**Records to use:**
>>>
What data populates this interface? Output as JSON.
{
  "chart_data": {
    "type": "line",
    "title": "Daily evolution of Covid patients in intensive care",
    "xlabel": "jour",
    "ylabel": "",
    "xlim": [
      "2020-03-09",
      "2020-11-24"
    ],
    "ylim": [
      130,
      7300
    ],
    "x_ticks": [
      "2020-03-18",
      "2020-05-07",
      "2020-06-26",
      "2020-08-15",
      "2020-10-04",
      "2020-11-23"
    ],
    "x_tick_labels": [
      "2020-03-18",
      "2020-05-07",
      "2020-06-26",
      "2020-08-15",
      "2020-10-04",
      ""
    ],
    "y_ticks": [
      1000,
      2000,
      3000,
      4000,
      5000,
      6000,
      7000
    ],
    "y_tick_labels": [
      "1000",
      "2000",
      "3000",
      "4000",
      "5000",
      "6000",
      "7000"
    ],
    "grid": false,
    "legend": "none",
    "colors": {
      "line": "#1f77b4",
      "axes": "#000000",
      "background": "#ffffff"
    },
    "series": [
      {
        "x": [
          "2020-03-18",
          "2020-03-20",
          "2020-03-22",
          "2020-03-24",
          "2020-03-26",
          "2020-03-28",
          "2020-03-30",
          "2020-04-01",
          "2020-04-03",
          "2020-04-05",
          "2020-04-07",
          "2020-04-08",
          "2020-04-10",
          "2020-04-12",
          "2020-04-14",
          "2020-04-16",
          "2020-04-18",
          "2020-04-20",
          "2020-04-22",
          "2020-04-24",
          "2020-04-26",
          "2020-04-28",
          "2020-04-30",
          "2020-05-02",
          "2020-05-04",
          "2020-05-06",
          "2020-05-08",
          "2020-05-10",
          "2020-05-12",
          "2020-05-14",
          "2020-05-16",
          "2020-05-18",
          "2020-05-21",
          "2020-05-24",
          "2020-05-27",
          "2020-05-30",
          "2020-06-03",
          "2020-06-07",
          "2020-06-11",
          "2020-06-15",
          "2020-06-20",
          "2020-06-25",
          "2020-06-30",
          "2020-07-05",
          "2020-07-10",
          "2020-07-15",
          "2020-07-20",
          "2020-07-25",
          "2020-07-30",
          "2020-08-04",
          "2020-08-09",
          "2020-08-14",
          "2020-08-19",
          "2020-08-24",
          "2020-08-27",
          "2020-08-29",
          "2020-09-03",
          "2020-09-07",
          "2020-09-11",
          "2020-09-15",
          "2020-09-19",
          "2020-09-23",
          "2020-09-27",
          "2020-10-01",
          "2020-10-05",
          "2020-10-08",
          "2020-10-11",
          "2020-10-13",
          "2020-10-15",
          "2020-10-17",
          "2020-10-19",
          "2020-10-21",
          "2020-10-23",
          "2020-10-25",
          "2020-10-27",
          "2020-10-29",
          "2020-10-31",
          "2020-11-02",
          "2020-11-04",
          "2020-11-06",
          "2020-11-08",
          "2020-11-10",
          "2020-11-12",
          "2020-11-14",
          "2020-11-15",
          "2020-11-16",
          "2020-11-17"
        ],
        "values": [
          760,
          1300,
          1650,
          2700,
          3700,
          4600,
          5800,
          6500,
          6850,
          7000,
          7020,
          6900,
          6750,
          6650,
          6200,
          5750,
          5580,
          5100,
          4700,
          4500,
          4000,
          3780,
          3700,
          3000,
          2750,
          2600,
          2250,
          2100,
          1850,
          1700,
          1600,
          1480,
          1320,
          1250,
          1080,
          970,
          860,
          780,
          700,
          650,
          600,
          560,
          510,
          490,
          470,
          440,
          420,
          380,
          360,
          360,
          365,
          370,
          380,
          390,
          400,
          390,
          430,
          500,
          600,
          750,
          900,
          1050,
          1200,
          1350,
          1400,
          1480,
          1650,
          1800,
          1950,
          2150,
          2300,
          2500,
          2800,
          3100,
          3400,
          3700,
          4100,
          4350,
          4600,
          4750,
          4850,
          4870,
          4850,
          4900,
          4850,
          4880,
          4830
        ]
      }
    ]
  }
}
<<<
**What you should do:** Prepare a faithful transcription of the material above, with nothing altered.

**Output:**
What data populates this interface? Output as JSON.
{
  "chart_data": {
    "type": "line",
    "title": "Daily evolution of Covid patients in intensive care",
    "xlabel": "jour",
    "ylabel": "",
    "xlim": [
      "2020-03-09",
      "2020-11-24"
    ],
    "ylim": [
      130,
      7300
    ],
    "x_ticks": [
      "2020-03-18",
      "2020-05-07",
      "2020-06-26",
      "2020-08-15",
      "2020-10-04",
      "2020-11-23"
    ],
    "x_tick_labels": [
      "2020-03-18",
      "2020-05-07",
      "2020-06-26",
      "2020-08-15",
      "2020-10-04",
      ""
    ],
    "y_ticks": [
      1000,
      2000,
      3000,
      4000,
      5000,
      6000,
      7000
    ],
    "y_tick_labels": [
      "1000",
      "2000",
      "3000",
      "4000",
      "5000",
      "6000",
      "7000"
    ],
    "grid": false,
    "legend": "none",
    "colors": {
      "line": "#1f77b4",
      "axes": "#000000",
      "background": "#ffffff"
    },
    "series": [
      {
        "x": [
          "2020-03-18",
          "2020-03-20",
          "2020-03-22",
          "2020-03-24",
          "2020-03-26",
          "2020-03-28",
          "2020-03-30",
          "2020-04-01",
          "2020-04-03",
          "2020-04-05",
          "2020-04-07",
          "2020-04-08",
          "2020-04-10",
          "2020-04-12",
          "2020-04-14",
          "2020-04-16",
          "2020-04-18",
          "2020-04-20",
          "2020-04-22",
          "2020-04-24",
          "2020-04-26",
          "2020-04-28",
          "2020-04-30",
          "2020-05-02",
          "2020-05-04",
          "2020-05-06",
          "2020-05-08",
          "2020-05-10",
          "2020-05-12",
          "2020-05-14",
          "2020-05-16",
          "2020-05-18",
          "2020-05-21",
          "2020-05-24",
          "2020-05-27",
          "2020-05-30",
          "2020-06-03",
          "2020-06-07",
          "2020-06-11",
          "2020-06-15",
          "2020-06-20",
          "2020-06-25",
          "2020-06-30",
          "2020-07-05",
          "2020-07-10",
          "2020-07-15",
          "2020-07-20",
          "2020-07-25",
          "2020-07-30",
          "2020-08-04",
          "2020-08-09",
          "2020-08-14",
          "2020-08-19",
          "2020-08-24",
          "2020-08-27",
          "2020-08-29",
          "2020-09-03",
          "2020-09-07",
          "2020-09-11",
          "2020-09-15",
          "2020-09-19",
          "2020-09-23",
          "2020-09-27",
          "2020-10-01",
          "2020-10-05",
          "2020-10-08",
          "2020-10-11",
          "2020-10-13",
          "2020-10-15",
          "2020-10-17",
          "2020-10-19",
          "2020-10-21",
          "2020-10-23",
          "2020-10-25",
          "2020-10-27",
          "2020-10-29",
          "2020-10-31",
          "2020-11-02",
          "2020-11-04",
          "2020-11-06",
          "2020-11-08",
          "2020-11-10",
          "2020-11-12",
          "2020-11-14",
          "2020-11-15",
          "2020-11-16",
          "2020-11-17"
        ],
        "values": [
          760,
          1300,
          1650,
          2700,
          3700,
          4600,
          5800,
          6500,
          6850,
          7000,
          7020,
          6900,
          6750,
          6650,
          6200,
          5750,
          5580,
          5100,
          4700,
          4500,
          4000,
          3780,
          3700,
          3000,
          2750,
          2600,
          2250,
          2100,
          1850,
          1700,
          1600,
          1480,
          1320,
          1250,
          1080,
          970,
          860,
          780,
          700,
          650,
          600,
          560,
          510,
          490,
          470,
          440,
          420,
          380,
          360,
          360,
          365,
          370,
          380,
          390,
          400,
          390,
          430,
          500,
          600,
          750,
          900,
          1050,
          1200,
          1350,
          1400,
          1480,
          1650,
          1800,
          1950,
          2150,
          2300,
          2500,
          2800,
          3100,
          3400,
          3700,
          4100,
          4350,
          4600,
          4750,
          4850,
          4870,
          4850,
          4900,
          4850,
          4880,
          4830
        ]
      }
    ]
  }
}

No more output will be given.